### [WHAT THIS TASK INVOLVES]
Extend the commit diff for the Windows Server fingerprinting module, picking up directly after its last line.

CR changes, nothing major

2020-10-25 16:21:19 +05:30 · 2020-10-25 16:21:19 +05:30 · fc9d21201f
parent 7bdc7ce4c2
commit fc9d21201f
1 changed files with 9 additions and 12 deletions
--- a/monkey/infection_monkey/network/windowsserver_fingerprint.py
+++ b/monkey/infection_monkey/network/windowsserver_fingerprint.py
@ -17,14 +17,11 @@ LOG = logging.getLogger(__name__)
 class WindowsServerFinger(HostFinger):
    # Class related consts
    MAX_ATTEMPTS = 2000
-    _SCANNED_SERVICE = "Windows Server"
-
-    def __init__(self):
-        self._config = infection_monkey.config.WormConfiguration
+    _SCANNED_SERVICE = "NTLM (NT LAN Manager)"

    def get_dc_name(self, DC_IP):
        """
-        Gets NetBIOS name of the DC.
+        Gets NetBIOS name of the Domain Controller (DC).
        """
        name = ''
        try:
@ -35,7 +32,7 @@ class WindowsServerFinger(HostFinger):
                cmd = f'nmblookup -A {DC_IP} | grep "<00>"'
                name = subprocess.check_output(cmd, shell=True).decode().split('\n')[0].strip('\t').strip(' ').split(' ')[0]
        except BaseException as ex:
-            LOG.info(f'Exception: {ex} Most likely not a Windows DC.')
+            LOG.info(f'Exception: {ex} Most likely not a Windows Domain Controller.')
        return name

    def get_host_fingerprint(self, host):
@ -85,17 +82,17 @@ class WindowsServerFinger(HostFinger):
                LOG.error(f'Unexpected error: {ex}.')
                unexpected_error_encountered = True

-            return None
-
        DC_IP = host.ip_addr
        DC_NAME = self.get_dc_name(DC_IP)
        DC_HANDLE = '\\\\' + DC_NAME

        if DC_NAME:  # if it is a Windows DC
-            # Keep authenticating until successful. Expected average number of attempts needed: 256.
+            # Keep authenticating until successful.
+            # Expected average number of attempts needed: 256.

### [RECORDS PROVIDED]

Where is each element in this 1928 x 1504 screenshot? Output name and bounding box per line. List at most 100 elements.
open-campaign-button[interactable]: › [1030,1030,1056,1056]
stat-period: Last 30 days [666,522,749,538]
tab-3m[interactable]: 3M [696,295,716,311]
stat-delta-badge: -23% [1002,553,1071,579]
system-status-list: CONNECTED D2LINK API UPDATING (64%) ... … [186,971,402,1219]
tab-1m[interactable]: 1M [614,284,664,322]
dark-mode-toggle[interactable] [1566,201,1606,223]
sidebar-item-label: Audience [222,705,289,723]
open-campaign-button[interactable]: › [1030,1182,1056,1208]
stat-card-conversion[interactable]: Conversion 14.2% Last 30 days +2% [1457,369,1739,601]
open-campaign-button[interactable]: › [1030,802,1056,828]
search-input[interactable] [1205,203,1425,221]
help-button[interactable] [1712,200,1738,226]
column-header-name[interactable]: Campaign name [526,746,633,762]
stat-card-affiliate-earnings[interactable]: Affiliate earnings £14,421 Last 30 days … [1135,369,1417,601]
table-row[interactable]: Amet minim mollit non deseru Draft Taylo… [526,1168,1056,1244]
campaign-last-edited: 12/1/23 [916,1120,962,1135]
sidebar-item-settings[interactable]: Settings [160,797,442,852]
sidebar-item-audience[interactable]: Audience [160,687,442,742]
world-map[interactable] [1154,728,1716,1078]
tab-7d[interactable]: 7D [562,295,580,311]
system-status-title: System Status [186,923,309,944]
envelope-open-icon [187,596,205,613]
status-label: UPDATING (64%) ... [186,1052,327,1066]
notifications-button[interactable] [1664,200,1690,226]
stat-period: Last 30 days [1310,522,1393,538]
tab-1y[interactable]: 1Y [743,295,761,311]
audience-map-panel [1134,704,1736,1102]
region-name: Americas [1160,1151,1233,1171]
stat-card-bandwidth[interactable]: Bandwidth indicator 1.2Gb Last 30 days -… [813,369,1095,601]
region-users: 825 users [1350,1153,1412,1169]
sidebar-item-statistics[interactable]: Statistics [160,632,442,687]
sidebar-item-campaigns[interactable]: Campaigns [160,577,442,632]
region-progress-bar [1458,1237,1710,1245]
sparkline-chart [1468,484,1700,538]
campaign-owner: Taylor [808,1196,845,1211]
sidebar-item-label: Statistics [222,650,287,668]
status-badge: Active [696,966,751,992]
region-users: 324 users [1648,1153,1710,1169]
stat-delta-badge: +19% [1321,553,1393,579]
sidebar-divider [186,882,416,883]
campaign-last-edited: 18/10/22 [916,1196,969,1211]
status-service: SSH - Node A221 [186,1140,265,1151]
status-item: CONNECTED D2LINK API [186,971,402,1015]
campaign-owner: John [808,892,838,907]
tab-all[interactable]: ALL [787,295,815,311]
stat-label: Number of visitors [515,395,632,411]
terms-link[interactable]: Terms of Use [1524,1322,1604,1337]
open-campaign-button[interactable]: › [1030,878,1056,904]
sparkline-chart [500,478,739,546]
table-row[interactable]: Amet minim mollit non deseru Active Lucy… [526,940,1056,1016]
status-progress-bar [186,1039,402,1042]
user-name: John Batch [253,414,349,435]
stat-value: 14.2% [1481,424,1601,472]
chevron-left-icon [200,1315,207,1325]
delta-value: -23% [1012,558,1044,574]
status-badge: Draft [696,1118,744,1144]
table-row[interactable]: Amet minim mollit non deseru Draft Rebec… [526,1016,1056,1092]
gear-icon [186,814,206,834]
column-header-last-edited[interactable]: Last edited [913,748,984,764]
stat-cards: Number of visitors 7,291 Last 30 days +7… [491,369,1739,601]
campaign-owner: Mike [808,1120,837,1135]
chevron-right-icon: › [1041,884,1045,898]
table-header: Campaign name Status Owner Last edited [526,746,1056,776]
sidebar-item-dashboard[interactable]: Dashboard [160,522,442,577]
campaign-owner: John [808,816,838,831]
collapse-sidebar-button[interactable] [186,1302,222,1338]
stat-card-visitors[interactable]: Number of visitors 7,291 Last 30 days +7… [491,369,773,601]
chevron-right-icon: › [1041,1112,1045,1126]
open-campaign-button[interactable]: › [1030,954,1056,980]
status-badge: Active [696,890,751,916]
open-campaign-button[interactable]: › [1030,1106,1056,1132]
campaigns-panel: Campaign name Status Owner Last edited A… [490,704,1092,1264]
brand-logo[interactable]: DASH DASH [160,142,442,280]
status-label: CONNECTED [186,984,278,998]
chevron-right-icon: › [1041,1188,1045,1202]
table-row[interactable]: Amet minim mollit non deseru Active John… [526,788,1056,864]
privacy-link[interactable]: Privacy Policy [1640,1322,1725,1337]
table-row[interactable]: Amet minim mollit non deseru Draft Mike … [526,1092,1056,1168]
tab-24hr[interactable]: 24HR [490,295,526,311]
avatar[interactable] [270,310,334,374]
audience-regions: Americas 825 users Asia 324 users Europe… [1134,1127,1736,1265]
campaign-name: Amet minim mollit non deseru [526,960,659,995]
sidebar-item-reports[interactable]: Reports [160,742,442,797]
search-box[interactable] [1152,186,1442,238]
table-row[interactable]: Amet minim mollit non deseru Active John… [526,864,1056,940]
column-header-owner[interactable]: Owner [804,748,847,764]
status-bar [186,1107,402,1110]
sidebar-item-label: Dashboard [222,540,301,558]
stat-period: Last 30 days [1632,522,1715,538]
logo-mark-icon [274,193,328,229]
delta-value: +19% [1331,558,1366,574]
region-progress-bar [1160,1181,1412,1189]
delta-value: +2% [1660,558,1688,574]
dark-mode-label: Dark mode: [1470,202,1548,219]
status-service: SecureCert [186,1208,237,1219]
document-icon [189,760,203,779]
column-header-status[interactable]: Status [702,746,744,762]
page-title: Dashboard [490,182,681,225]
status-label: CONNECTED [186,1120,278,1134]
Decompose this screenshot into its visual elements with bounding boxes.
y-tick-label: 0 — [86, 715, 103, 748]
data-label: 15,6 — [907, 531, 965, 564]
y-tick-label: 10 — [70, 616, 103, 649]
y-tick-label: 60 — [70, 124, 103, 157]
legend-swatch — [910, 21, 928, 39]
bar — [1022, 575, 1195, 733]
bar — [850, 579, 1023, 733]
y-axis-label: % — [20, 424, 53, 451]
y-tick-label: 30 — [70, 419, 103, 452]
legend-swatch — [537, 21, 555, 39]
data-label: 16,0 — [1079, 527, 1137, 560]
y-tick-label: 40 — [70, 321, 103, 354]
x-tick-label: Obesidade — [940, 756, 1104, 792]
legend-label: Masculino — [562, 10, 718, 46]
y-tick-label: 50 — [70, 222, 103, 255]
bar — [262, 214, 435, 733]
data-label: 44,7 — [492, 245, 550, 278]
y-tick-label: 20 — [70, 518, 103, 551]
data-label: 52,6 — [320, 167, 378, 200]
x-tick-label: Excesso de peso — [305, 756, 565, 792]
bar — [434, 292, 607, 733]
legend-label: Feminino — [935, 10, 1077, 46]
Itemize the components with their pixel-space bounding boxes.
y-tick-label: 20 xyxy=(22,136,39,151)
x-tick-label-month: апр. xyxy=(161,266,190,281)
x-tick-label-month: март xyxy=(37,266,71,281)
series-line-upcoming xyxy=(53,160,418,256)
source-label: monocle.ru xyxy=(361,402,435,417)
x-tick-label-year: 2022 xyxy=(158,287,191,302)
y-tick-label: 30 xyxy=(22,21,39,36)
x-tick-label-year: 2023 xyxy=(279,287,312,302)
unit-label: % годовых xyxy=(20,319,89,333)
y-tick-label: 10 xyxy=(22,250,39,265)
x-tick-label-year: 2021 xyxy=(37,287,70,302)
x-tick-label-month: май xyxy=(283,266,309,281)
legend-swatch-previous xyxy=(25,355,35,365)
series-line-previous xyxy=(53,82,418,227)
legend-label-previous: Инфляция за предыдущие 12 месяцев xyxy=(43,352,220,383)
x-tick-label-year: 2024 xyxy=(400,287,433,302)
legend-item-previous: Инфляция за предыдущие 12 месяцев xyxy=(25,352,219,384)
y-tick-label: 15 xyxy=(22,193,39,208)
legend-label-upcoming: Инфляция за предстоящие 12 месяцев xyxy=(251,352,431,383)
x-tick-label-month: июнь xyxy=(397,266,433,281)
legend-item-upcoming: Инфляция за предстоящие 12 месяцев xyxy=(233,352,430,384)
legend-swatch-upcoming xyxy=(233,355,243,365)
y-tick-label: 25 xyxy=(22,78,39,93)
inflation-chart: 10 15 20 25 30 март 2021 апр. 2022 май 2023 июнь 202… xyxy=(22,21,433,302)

### [TASK RESULT]
+            # Approximate time taken by 2000 attempts: 40 seconds.
            LOG.info('Performing Zerologon authentication attempts...')
            rpc_con = None
-            for attempt in range(0, self.MAX_ATTEMPTS):
+            for _ in range(0, self.MAX_ATTEMPTS):
                rpc_con = try_zero_authenticate(DC_HANDLE, DC_IP, DC_NAME)
                if (rpc_con is not None) or (unexpected_error_encountered):
                    break
@ -103,7 +100,7 @@ class WindowsServerFinger(HostFinger):
            self.init_service(host.services, self._SCANNED_SERVICE, '')

            if rpc_con:
-                LOG.info('Success: DC can be fully compromised by a Zerologon attack.')
+                LOG.info('Success: Domain Controller can be fully compromised by a Zerologon attack.')
                host.services[self._SCANNED_SERVICE]['is_vulnerable'] = True
                return True
            else:
@ -112,5 +109,5 @@ class WindowsServerFinger(HostFinger):
                return False

        else:
-            LOG.info('Error encountered; most likely not a Windows DC.')
+            LOG.info('Error encountered; most likely not a Windows Domain Controller.')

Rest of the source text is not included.